*Written task:* Return all of the data exactly, with nothing left out but the pictures.

*Entries provided:*

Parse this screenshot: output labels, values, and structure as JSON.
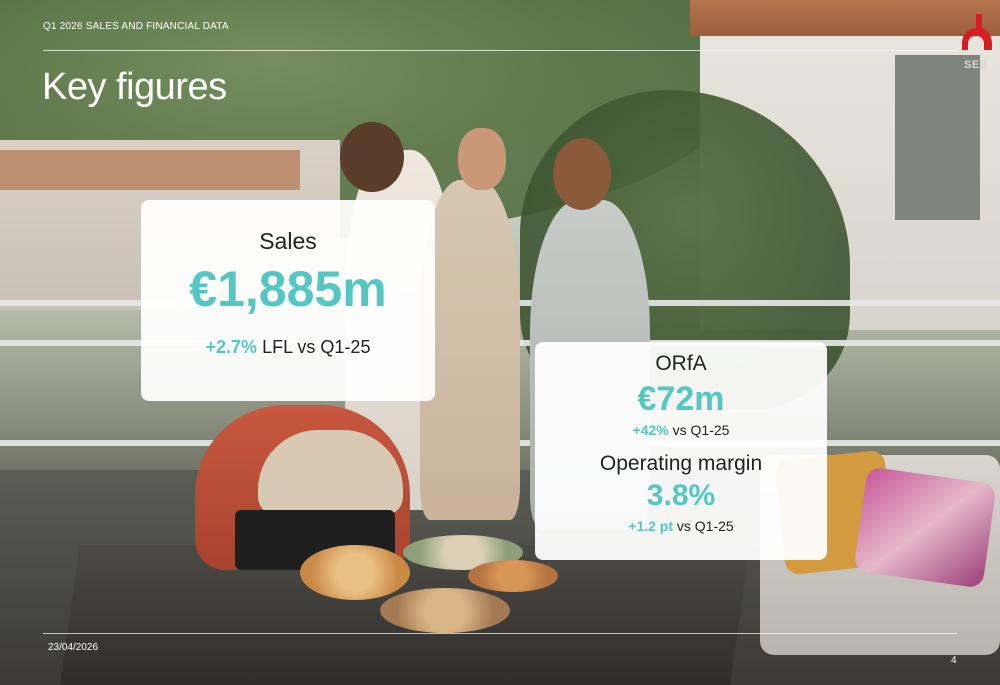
{
  "header": {
    "label": "Q1 2026 SALES AND FINANCIAL DATA",
    "title": "Key figures"
  },
  "logo": {
    "text": "SEB",
    "color": "#d41e23"
  },
  "accent_color": "#55c7c3",
  "sales": {
    "label": "Sales",
    "value": "€1,885m",
    "growth": "+2.7%",
    "growth_suffix": "LFL vs Q1-25"
  },
  "orfa": {
    "label": "ORfA",
    "value": "€72m",
    "growth": "+42%",
    "growth_suffix": "vs Q1-25"
  },
  "operating_margin": {
    "label": "Operating margin",
    "value": "3.8%",
    "growth": "+1.2 pt",
    "growth_suffix": "vs Q1-25"
  },
  "footer": {
    "date": "23/04/2026",
    "page": "4"
  }
}
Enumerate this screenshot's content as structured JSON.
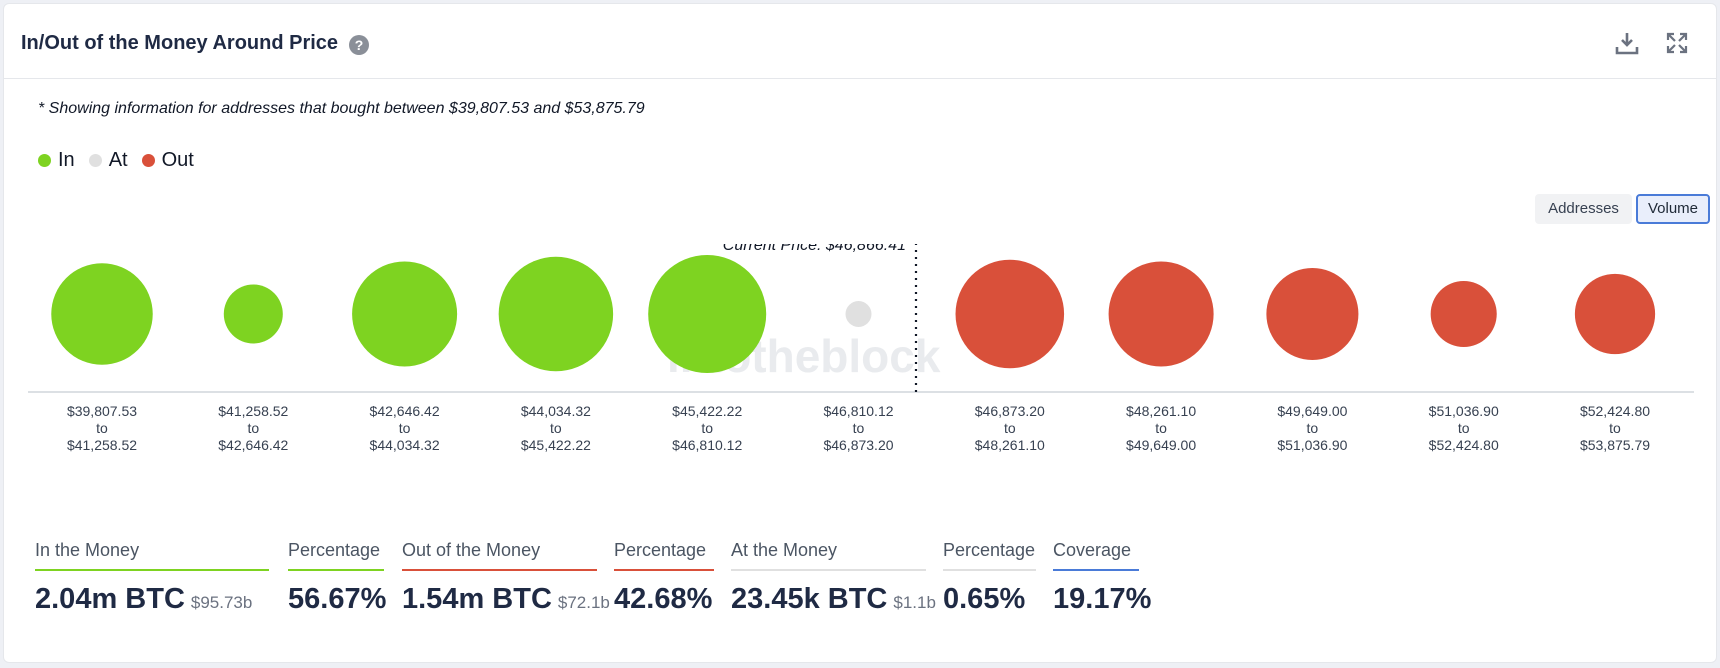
{
  "header": {
    "title": "In/Out of the Money Around Price",
    "help_glyph": "?"
  },
  "icons": {
    "help": "help-icon",
    "download": "download-icon",
    "expand": "expand-icon"
  },
  "note": "* Showing information for addresses that bought between $39,807.53 and $53,875.79",
  "legend": [
    {
      "label": "In",
      "color": "#7ed321"
    },
    {
      "label": "At",
      "color": "#e0e0e0"
    },
    {
      "label": "Out",
      "color": "#d9503a"
    }
  ],
  "toggles": {
    "addresses": "Addresses",
    "volume": "Volume",
    "selected": "Volume"
  },
  "watermark": "intotheblock",
  "chart_data": {
    "type": "scatter",
    "current_price_label": "Current Price: $46,866.41",
    "current_price": 46866.41,
    "buckets": [
      {
        "from": "$39,807.53",
        "to": "$41,258.52",
        "status": "in",
        "relative_size": 0.86
      },
      {
        "from": "$41,258.52",
        "to": "$42,646.42",
        "status": "in",
        "relative_size": 0.5
      },
      {
        "from": "$42,646.42",
        "to": "$44,034.32",
        "status": "in",
        "relative_size": 0.89
      },
      {
        "from": "$44,034.32",
        "to": "$45,422.22",
        "status": "in",
        "relative_size": 0.97
      },
      {
        "from": "$45,422.22",
        "to": "$46,810.12",
        "status": "in",
        "relative_size": 1.0
      },
      {
        "from": "$46,810.12",
        "to": "$46,873.20",
        "status": "at",
        "relative_size": 0.22
      },
      {
        "from": "$46,873.20",
        "to": "$48,261.10",
        "status": "out",
        "relative_size": 0.92
      },
      {
        "from": "$48,261.10",
        "to": "$49,649.00",
        "status": "out",
        "relative_size": 0.89
      },
      {
        "from": "$49,649.00",
        "to": "$51,036.90",
        "status": "out",
        "relative_size": 0.78
      },
      {
        "from": "$51,036.90",
        "to": "$52,424.80",
        "status": "out",
        "relative_size": 0.56
      },
      {
        "from": "$52,424.80",
        "to": "$53,875.79",
        "status": "out",
        "relative_size": 0.68
      }
    ],
    "to_word": "to",
    "colors": {
      "in": "#7ed321",
      "at": "#e0e0e0",
      "out": "#d9503a"
    }
  },
  "stats": {
    "in_money": {
      "label": "In the Money",
      "value": "2.04m BTC",
      "sub": "$95.73b",
      "color": "#7ed321"
    },
    "in_pct": {
      "label": "Percentage",
      "value": "56.67%",
      "color": "#7ed321"
    },
    "out_money": {
      "label": "Out of the Money",
      "value": "1.54m BTC",
      "sub": "$72.1b",
      "color": "#d9503a"
    },
    "out_pct": {
      "label": "Percentage",
      "value": "42.68%",
      "color": "#d9503a"
    },
    "at_money": {
      "label": "At the Money",
      "value": "23.45k BTC",
      "sub": "$1.1b",
      "color": "#e0e0e0"
    },
    "at_pct": {
      "label": "Percentage",
      "value": "0.65%",
      "color": "#e0e0e0"
    },
    "coverage": {
      "label": "Coverage",
      "value": "19.17%",
      "color": "#4a7bd8"
    }
  }
}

*Answer to this task:*
Parse this screenshot: output labels, values, and structure as JSON.
{
  "header": {
    "label": "Q1 2026 SALES AND FINANCIAL DATA",
    "title": "Key figures"
  },
  "logo": {
    "text": "SEB",
    "color": "#d41e23"
  },
  "accent_color": "#55c7c3",
  "sales": {
    "label": "Sales",
    "value": "€1,885m",
    "growth": "+2.7%",
    "growth_suffix": "LFL vs Q1-25"
  },
  "orfa": {
    "label": "ORfA",
    "value": "€72m",
    "growth": "+42%",
    "growth_suffix": "vs Q1-25"
  },
  "operating_margin": {
    "label": "Operating margin",
    "value": "3.8%",
    "growth": "+1.2 pt",
    "growth_suffix": "vs Q1-25"
  },
  "footer": {
    "date": "23/04/2026",
    "page": "4"
  }
}
Enumerate this screenshot's content as structured JSON.
{
  "header": {
    "title": "In/Out of the Money Around Price",
    "help_glyph": "?"
  },
  "icons": {
    "help": "help-icon",
    "download": "download-icon",
    "expand": "expand-icon"
  },
  "note": "* Showing information for addresses that bought between $39,807.53 and $53,875.79",
  "legend": [
    {
      "label": "In",
      "color": "#7ed321"
    },
    {
      "label": "At",
      "color": "#e0e0e0"
    },
    {
      "label": "Out",
      "color": "#d9503a"
    }
  ],
  "toggles": {
    "addresses": "Addresses",
    "volume": "Volume",
    "selected": "Volume"
  },
  "watermark": "intotheblock",
  "chart_data": {
    "type": "scatter",
    "current_price_label": "Current Price: $46,866.41",
    "current_price": 46866.41,
    "buckets": [
      {
        "from": "$39,807.53",
        "to": "$41,258.52",
        "status": "in",
        "relative_size": 0.86
      },
      {
        "from": "$41,258.52",
        "to": "$42,646.42",
        "status": "in",
        "relative_size": 0.5
      },
      {
        "from": "$42,646.42",
        "to": "$44,034.32",
        "status": "in",
        "relative_size": 0.89
      },
      {
        "from": "$44,034.32",
        "to": "$45,422.22",
        "status": "in",
        "relative_size": 0.97
      },
      {
        "from": "$45,422.22",
        "to": "$46,810.12",
        "status": "in",
        "relative_size": 1.0
      },
      {
        "from": "$46,810.12",
        "to": "$46,873.20",
        "status": "at",
        "relative_size": 0.22
      },
      {
        "from": "$46,873.20",
        "to": "$48,261.10",
        "status": "out",
        "relative_size": 0.92
      },
      {
        "from": "$48,261.10",
        "to": "$49,649.00",
        "status": "out",
        "relative_size": 0.89
      },
      {
        "from": "$49,649.00",
        "to": "$51,036.90",
        "status": "out",
        "relative_size": 0.78
      },
      {
        "from": "$51,036.90",
        "to": "$52,424.80",
        "status": "out",
        "relative_size": 0.56
      },
      {
        "from": "$52,424.80",
        "to": "$53,875.79",
        "status": "out",
        "relative_size": 0.68
      }
    ],
    "to_word": "to",
    "colors": {
      "in": "#7ed321",
      "at": "#e0e0e0",
      "out": "#d9503a"
    }
  },
  "stats": {
    "in_money": {
      "label": "In the Money",
      "value": "2.04m BTC",
      "sub": "$95.73b",
      "color": "#7ed321"
    },
    "in_pct": {
      "label": "Percentage",
      "value": "56.67%",
      "color": "#7ed321"
    },
    "out_money": {
      "label": "Out of the Money",
      "value": "1.54m BTC",
      "sub": "$72.1b",
      "color": "#d9503a"
    },
    "out_pct": {
      "label": "Percentage",
      "value": "42.68%",
      "color": "#d9503a"
    },
    "at_money": {
      "label": "At the Money",
      "value": "23.45k BTC",
      "sub": "$1.1b",
      "color": "#e0e0e0"
    },
    "at_pct": {
      "label": "Percentage",
      "value": "0.65%",
      "color": "#e0e0e0"
    },
    "coverage": {
      "label": "Coverage",
      "value": "19.17%",
      "color": "#4a7bd8"
    }
  }
}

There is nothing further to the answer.